## Your task
Copy out each line containing "temporal" from the entries below.

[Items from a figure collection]
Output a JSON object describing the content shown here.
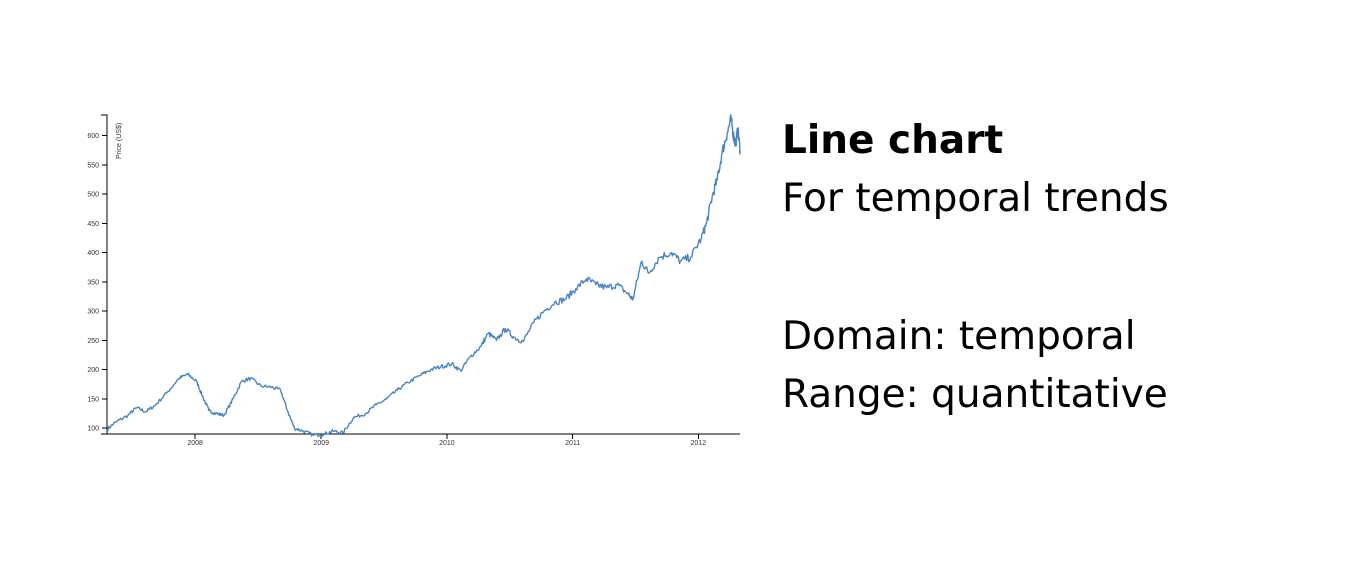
{
  "text": {
    "title": "Line chart",
    "subtitle": "For temporal trends",
    "domain_line": "Domain: temporal",
    "range_line": "Range: quantitative"
  },
  "colors": {
    "line": "#4a86c0"
  },
  "chart_data": {
    "type": "line",
    "ylabel": "Price (US$)",
    "xlabel": "",
    "x_ticks": [
      "2008",
      "2009",
      "2010",
      "2011",
      "2012"
    ],
    "y_ticks": [
      100,
      150,
      200,
      250,
      300,
      350,
      400,
      450,
      500,
      550,
      600
    ],
    "xlim": [
      "2007-04-20",
      "2012-05-01"
    ],
    "ylim": [
      90,
      635
    ],
    "grid": false,
    "series": [
      {
        "points": [
          [
            "2007-04-20",
            98
          ],
          [
            "2007-05-15",
            110
          ],
          [
            "2007-06-20",
            122
          ],
          [
            "2007-07-15",
            135
          ],
          [
            "2007-08-10",
            128
          ],
          [
            "2007-09-05",
            138
          ],
          [
            "2007-10-10",
            160
          ],
          [
            "2007-11-15",
            185
          ],
          [
            "2007-12-10",
            192
          ],
          [
            "2008-01-05",
            180
          ],
          [
            "2008-01-22",
            155
          ],
          [
            "2008-02-10",
            130
          ],
          [
            "2008-03-01",
            125
          ],
          [
            "2008-03-25",
            122
          ],
          [
            "2008-04-20",
            150
          ],
          [
            "2008-05-15",
            180
          ],
          [
            "2008-06-10",
            185
          ],
          [
            "2008-07-10",
            172
          ],
          [
            "2008-08-10",
            170
          ],
          [
            "2008-09-05",
            165
          ],
          [
            "2008-09-25",
            130
          ],
          [
            "2008-10-15",
            100
          ],
          [
            "2008-11-10",
            95
          ],
          [
            "2008-12-10",
            88
          ],
          [
            "2009-01-10",
            90
          ],
          [
            "2009-02-05",
            95
          ],
          [
            "2009-03-05",
            92
          ],
          [
            "2009-04-05",
            118
          ],
          [
            "2009-05-10",
            125
          ],
          [
            "2009-06-10",
            140
          ],
          [
            "2009-07-10",
            150
          ],
          [
            "2009-08-10",
            165
          ],
          [
            "2009-09-10",
            178
          ],
          [
            "2009-10-15",
            190
          ],
          [
            "2009-11-15",
            200
          ],
          [
            "2009-12-15",
            205
          ],
          [
            "2010-01-15",
            210
          ],
          [
            "2010-02-10",
            198
          ],
          [
            "2010-03-10",
            222
          ],
          [
            "2010-04-10",
            240
          ],
          [
            "2010-05-01",
            262
          ],
          [
            "2010-05-25",
            250
          ],
          [
            "2010-06-20",
            270
          ],
          [
            "2010-07-15",
            255
          ],
          [
            "2010-08-10",
            248
          ],
          [
            "2010-09-10",
            280
          ],
          [
            "2010-10-10",
            300
          ],
          [
            "2010-11-10",
            315
          ],
          [
            "2010-12-10",
            320
          ],
          [
            "2011-01-10",
            338
          ],
          [
            "2011-02-10",
            355
          ],
          [
            "2011-03-10",
            345
          ],
          [
            "2011-04-10",
            340
          ],
          [
            "2011-05-10",
            345
          ],
          [
            "2011-06-10",
            330
          ],
          [
            "2011-06-25",
            320
          ],
          [
            "2011-07-20",
            385
          ],
          [
            "2011-08-10",
            365
          ],
          [
            "2011-09-10",
            392
          ],
          [
            "2011-10-15",
            400
          ],
          [
            "2011-11-10",
            385
          ],
          [
            "2011-12-10",
            392
          ],
          [
            "2012-01-10",
            425
          ],
          [
            "2012-01-25",
            450
          ],
          [
            "2012-02-10",
            495
          ],
          [
            "2012-02-25",
            525
          ],
          [
            "2012-03-10",
            570
          ],
          [
            "2012-03-25",
            605
          ],
          [
            "2012-04-05",
            628
          ],
          [
            "2012-04-12",
            600
          ],
          [
            "2012-04-18",
            585
          ],
          [
            "2012-04-25",
            610
          ],
          [
            "2012-05-01",
            575
          ]
        ]
      }
    ]
  }
}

## In response
    "subtitle": "For temporal trends",
    "domain_line": "Domain: temporal",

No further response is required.